--- Aim of the exercise ---
Only the run of lines from the one containing "Read this page and output its text content." through the last line should be returned, exactly as written.

--- Exercise material ---
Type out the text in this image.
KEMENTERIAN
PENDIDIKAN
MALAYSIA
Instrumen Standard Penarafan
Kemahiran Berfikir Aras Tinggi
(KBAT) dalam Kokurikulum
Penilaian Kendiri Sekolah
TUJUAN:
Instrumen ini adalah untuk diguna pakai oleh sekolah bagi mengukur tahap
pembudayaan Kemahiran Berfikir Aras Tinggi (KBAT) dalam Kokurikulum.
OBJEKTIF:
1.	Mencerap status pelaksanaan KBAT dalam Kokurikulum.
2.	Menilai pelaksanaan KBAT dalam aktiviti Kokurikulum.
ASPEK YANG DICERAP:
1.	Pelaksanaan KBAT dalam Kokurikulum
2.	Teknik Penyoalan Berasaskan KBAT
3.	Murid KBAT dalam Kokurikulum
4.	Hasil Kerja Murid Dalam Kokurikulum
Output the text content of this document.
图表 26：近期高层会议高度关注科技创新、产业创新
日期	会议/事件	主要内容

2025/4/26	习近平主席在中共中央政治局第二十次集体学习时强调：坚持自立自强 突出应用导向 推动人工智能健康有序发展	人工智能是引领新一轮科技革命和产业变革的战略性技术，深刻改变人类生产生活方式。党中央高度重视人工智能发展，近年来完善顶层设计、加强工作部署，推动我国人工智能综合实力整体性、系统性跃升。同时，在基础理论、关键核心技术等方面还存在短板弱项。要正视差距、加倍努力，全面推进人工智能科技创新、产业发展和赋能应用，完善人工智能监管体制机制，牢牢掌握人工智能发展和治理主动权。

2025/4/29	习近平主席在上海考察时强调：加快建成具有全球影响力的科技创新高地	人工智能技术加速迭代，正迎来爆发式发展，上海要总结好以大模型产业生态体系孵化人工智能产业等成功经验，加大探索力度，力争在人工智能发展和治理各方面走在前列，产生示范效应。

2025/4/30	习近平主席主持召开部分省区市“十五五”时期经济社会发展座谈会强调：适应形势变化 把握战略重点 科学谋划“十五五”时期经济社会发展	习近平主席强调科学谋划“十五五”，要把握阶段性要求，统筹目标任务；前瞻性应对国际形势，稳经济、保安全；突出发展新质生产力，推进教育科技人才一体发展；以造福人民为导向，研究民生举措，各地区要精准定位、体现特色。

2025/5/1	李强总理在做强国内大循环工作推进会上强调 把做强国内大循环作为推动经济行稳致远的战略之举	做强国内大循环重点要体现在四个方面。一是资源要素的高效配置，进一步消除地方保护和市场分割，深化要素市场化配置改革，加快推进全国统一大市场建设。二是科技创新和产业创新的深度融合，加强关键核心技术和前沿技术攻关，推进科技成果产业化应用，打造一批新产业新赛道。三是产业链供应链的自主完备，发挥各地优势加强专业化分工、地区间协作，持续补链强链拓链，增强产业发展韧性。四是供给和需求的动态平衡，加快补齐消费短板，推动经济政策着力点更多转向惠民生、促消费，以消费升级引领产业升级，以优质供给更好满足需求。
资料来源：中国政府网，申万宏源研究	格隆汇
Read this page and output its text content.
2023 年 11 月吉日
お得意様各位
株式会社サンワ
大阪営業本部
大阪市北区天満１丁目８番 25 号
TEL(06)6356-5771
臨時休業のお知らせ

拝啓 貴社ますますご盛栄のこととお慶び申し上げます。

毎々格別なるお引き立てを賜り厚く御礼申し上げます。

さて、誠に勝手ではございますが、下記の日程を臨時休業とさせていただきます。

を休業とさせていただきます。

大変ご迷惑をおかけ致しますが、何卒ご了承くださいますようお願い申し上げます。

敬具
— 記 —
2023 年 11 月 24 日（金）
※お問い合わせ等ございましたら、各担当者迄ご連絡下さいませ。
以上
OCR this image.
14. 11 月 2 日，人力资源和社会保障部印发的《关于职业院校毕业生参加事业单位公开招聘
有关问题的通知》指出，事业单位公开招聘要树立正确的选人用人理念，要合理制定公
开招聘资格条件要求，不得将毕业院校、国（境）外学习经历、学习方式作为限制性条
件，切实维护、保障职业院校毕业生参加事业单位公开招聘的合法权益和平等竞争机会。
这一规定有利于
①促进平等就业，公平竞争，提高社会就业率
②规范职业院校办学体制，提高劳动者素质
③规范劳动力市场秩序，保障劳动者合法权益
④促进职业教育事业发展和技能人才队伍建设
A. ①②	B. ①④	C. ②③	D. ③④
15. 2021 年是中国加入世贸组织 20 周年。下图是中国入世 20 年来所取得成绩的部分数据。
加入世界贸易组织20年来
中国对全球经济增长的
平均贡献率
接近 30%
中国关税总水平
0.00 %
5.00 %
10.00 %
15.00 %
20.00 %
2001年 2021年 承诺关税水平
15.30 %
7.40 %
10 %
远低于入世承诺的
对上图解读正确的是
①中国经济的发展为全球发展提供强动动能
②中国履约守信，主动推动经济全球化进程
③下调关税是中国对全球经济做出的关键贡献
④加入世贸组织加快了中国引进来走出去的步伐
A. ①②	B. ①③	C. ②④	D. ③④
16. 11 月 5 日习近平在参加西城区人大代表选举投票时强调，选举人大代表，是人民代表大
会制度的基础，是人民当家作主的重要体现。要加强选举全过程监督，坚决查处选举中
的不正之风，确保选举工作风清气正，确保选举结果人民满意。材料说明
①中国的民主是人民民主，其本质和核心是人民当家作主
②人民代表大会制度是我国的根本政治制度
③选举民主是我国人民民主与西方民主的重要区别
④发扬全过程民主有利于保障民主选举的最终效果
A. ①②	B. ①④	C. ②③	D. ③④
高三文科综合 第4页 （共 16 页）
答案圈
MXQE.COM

--- Task answer ---
Read this page and output its text content.
2023 年 11 月吉日
お得意様各位
株式会社サンワ
大阪営業本部
大阪市北区天満１丁目８番 25 号
TEL(06)6356-5771
臨時休業のお知らせ

拝啓 貴社ますますご盛栄のこととお慶び申し上げます。

毎々格別なるお引き立てを賜り厚く御礼申し上げます。

さて、誠に勝手ではございますが、下記の日程を臨時休業とさせていただきます。

を休業とさせていただきます。

大変ご迷惑をおかけ致しますが、何卒ご了承くださいますようお願い申し上げます。

敬具
— 記 —
2023 年 11 月 24 日（金）
※お問い合わせ等ございましたら、各担当者迄ご連絡下さいませ。
以上
OCR this image.
14. 11 月 2 日，人力资源和社会保障部印发的《关于职业院校毕业生参加事业单位公开招聘
有关问题的通知》指出，事业单位公开招聘要树立正确的选人用人理念，要合理制定公
开招聘资格条件要求，不得将毕业院校、国（境）外学习经历、学习方式作为限制性条
件，切实维护、保障职业院校毕业生参加事业单位公开招聘的合法权益和平等竞争机会。
这一规定有利于
①促进平等就业，公平竞争，提高社会就业率
②规范职业院校办学体制，提高劳动者素质
③规范劳动力市场秩序，保障劳动者合法权益
④促进职业教育事业发展和技能人才队伍建设
A. ①②	B. ①④	C. ②③	D. ③④
15. 2021 年是中国加入世贸组织 20 周年。下图是中国入世 20 年来所取得成绩的部分数据。
加入世界贸易组织20年来
中国对全球经济增长的
平均贡献率
接近 30%
中国关税总水平
0.00 %
5.00 %
10.00 %
15.00 %
20.00 %
2001年 2021年 承诺关税水平
15.30 %
7.40 %
10 %
远低于入世承诺的
对上图解读正确的是
①中国经济的发展为全球发展提供强动动能
②中国履约守信，主动推动经济全球化进程
③下调关税是中国对全球经济做出的关键贡献
④加入世贸组织加快了中国引进来走出去的步伐
A. ①②	B. ①③	C. ②④	D. ③④
16. 11 月 5 日习近平在参加西城区人大代表选举投票时强调，选举人大代表，是人民代表大
会制度的基础，是人民当家作主的重要体现。要加强选举全过程监督，坚决查处选举中
的不正之风，确保选举工作风清气正，确保选举结果人民满意。材料说明
①中国的民主是人民民主，其本质和核心是人民当家作主
②人民代表大会制度是我国的根本政治制度
③选举民主是我国人民民主与西方民主的重要区别
④发扬全过程民主有利于保障民主选举的最终效果
A. ①②	B. ①④	C. ②③	D. ③④
高三文科综合 第4页 （共 16 页）
答案圈
MXQE.COM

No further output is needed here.